Region and label listings
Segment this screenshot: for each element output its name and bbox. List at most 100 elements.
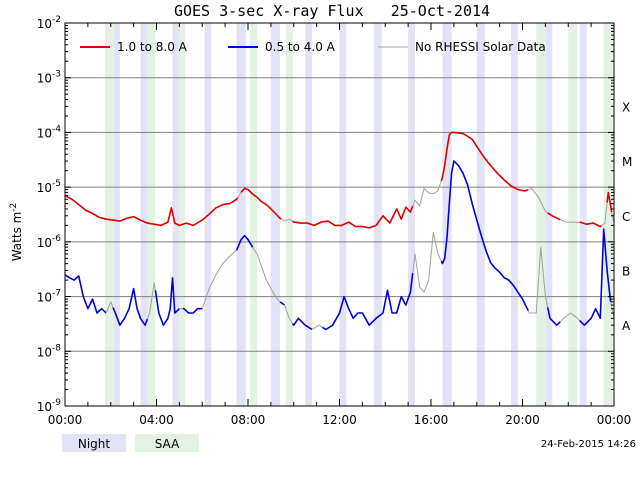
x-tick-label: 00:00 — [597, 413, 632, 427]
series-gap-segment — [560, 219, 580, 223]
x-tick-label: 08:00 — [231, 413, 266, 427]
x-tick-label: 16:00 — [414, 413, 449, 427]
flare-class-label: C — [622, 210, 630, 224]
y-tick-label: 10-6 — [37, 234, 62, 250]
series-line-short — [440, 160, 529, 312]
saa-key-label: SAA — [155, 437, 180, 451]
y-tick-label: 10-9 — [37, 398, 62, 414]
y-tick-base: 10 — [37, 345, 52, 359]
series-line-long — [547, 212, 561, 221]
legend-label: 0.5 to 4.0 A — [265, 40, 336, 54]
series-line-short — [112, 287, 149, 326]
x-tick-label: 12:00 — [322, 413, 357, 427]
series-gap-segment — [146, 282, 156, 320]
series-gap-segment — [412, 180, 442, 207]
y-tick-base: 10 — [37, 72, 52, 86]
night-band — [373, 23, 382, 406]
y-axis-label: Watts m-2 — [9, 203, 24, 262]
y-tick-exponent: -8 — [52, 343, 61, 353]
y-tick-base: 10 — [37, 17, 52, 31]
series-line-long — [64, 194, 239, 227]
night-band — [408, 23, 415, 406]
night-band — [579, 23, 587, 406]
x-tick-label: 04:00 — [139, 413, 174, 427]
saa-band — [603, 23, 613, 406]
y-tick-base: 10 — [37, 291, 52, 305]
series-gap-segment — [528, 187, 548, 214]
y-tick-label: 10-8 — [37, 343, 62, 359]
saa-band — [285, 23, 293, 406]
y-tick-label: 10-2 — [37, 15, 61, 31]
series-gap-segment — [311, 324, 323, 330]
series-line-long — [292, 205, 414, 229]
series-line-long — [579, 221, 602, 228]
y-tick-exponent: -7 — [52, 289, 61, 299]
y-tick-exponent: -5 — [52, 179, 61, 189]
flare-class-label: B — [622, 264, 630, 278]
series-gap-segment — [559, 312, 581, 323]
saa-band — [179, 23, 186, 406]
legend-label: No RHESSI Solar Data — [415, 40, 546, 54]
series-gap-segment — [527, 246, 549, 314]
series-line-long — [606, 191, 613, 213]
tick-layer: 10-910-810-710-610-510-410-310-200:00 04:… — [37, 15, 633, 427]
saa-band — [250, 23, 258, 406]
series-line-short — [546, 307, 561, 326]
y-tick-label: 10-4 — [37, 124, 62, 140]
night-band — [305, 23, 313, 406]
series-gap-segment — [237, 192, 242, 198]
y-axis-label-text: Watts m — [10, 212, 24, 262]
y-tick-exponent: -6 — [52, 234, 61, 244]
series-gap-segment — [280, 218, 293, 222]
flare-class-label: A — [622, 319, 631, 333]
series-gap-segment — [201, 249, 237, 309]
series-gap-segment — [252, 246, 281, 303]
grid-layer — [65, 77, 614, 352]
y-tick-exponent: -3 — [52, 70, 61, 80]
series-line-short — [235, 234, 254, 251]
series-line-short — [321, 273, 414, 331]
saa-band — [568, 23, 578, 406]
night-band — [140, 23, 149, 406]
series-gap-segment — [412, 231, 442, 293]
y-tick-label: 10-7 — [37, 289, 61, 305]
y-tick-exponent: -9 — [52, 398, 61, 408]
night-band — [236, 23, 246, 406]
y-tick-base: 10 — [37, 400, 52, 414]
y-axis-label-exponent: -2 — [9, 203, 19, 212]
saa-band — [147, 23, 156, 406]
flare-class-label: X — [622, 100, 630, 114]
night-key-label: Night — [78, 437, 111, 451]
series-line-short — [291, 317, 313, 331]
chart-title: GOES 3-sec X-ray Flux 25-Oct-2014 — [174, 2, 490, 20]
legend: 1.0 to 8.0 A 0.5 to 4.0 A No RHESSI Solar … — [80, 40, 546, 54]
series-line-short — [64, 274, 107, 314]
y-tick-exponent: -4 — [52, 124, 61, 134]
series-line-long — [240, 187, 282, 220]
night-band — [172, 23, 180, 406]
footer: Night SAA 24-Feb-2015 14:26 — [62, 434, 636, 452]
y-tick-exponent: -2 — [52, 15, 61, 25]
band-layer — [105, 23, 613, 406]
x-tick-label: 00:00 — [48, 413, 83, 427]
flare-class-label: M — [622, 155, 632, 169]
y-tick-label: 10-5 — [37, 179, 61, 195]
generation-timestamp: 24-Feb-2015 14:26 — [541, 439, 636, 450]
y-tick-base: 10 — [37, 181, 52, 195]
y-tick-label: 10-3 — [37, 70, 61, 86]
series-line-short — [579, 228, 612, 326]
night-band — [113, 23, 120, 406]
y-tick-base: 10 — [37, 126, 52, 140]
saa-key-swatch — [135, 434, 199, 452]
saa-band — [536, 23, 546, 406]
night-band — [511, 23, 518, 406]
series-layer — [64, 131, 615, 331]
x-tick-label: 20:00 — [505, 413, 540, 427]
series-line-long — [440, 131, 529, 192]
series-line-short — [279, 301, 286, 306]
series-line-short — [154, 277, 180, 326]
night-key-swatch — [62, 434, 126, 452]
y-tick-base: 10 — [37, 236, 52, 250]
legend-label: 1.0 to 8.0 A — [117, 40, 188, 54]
...
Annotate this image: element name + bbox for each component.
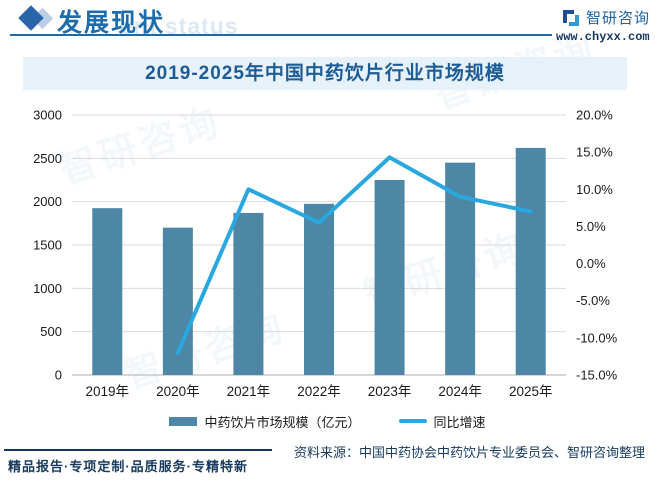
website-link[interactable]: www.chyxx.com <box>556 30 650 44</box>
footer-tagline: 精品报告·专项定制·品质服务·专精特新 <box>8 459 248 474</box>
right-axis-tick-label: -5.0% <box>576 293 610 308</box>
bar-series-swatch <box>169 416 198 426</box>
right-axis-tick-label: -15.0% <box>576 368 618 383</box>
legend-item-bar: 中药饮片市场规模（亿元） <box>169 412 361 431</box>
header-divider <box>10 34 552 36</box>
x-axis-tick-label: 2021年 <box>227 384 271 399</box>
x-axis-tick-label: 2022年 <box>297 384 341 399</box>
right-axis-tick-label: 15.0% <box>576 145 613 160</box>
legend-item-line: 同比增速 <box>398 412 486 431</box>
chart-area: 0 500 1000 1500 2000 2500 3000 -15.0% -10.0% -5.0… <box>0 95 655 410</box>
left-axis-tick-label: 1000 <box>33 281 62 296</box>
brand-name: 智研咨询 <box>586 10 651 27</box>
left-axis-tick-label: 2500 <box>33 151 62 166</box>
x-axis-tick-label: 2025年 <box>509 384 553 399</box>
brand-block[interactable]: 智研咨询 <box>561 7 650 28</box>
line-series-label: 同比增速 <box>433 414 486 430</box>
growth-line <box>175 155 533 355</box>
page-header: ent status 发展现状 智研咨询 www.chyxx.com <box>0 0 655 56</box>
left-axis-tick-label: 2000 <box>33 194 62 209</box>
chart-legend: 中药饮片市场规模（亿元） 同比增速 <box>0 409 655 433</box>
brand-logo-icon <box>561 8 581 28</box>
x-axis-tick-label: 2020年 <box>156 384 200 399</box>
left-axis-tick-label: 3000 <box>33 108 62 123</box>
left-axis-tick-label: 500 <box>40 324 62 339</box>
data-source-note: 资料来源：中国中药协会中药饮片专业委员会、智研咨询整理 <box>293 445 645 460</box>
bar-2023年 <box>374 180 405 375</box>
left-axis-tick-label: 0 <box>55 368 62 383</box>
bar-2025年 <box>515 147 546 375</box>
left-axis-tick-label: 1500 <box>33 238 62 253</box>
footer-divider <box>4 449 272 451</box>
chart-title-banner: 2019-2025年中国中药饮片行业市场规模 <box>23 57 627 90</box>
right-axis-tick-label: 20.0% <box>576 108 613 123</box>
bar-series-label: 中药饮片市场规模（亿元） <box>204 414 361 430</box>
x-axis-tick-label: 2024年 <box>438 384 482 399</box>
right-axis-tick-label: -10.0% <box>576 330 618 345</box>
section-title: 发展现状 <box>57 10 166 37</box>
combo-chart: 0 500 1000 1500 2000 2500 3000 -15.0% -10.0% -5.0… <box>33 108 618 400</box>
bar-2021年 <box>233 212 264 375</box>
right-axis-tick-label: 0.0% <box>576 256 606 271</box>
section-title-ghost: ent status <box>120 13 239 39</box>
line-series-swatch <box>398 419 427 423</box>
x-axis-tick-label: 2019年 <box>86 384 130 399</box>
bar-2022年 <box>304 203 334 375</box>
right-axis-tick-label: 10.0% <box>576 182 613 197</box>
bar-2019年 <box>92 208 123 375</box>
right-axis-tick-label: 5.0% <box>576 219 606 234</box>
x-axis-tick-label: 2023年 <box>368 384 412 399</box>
==
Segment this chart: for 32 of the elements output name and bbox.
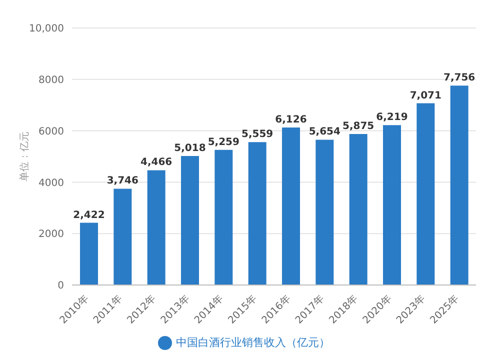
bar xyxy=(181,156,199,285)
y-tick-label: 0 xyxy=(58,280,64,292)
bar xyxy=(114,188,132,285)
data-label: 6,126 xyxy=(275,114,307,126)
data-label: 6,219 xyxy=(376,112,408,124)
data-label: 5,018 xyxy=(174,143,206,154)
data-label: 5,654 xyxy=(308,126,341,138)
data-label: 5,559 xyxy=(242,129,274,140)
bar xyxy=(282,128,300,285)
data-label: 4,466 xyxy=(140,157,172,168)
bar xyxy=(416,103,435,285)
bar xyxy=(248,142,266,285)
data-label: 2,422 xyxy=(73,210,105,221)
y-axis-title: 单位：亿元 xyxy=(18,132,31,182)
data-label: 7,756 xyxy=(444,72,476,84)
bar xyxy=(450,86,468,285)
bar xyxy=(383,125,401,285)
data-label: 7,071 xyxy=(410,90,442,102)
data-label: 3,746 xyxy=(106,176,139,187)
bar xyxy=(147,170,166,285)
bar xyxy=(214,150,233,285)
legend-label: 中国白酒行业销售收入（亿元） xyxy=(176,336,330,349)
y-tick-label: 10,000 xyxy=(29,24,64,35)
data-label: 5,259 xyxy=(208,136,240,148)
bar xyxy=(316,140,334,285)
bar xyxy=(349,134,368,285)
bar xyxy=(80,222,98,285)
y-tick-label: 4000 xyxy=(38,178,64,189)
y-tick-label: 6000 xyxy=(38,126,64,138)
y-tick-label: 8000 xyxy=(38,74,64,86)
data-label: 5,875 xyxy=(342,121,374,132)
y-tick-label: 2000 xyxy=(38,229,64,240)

> What you need to do:
Rewrite the lines between the one holding "x-tick-label: 00:00 — [597, 413, 632, 427]" and the one holding "y-tick-label: 10-6 — [37, 234, 62, 250]", inclusive, with "x-tick-label" changed to "x-axis-label" and everything else left as it is.

> Result of the task:
x-axis-label: 00:00 — [597, 413, 632, 427]
series-gap-segment — [560, 219, 580, 223]
x-axis-label: 08:00 — [231, 413, 266, 427]
x-axis-label: 16:00 — [414, 413, 449, 427]
flare-class-label: C — [622, 210, 630, 224]
y-tick-label: 10-6 — [37, 234, 62, 250]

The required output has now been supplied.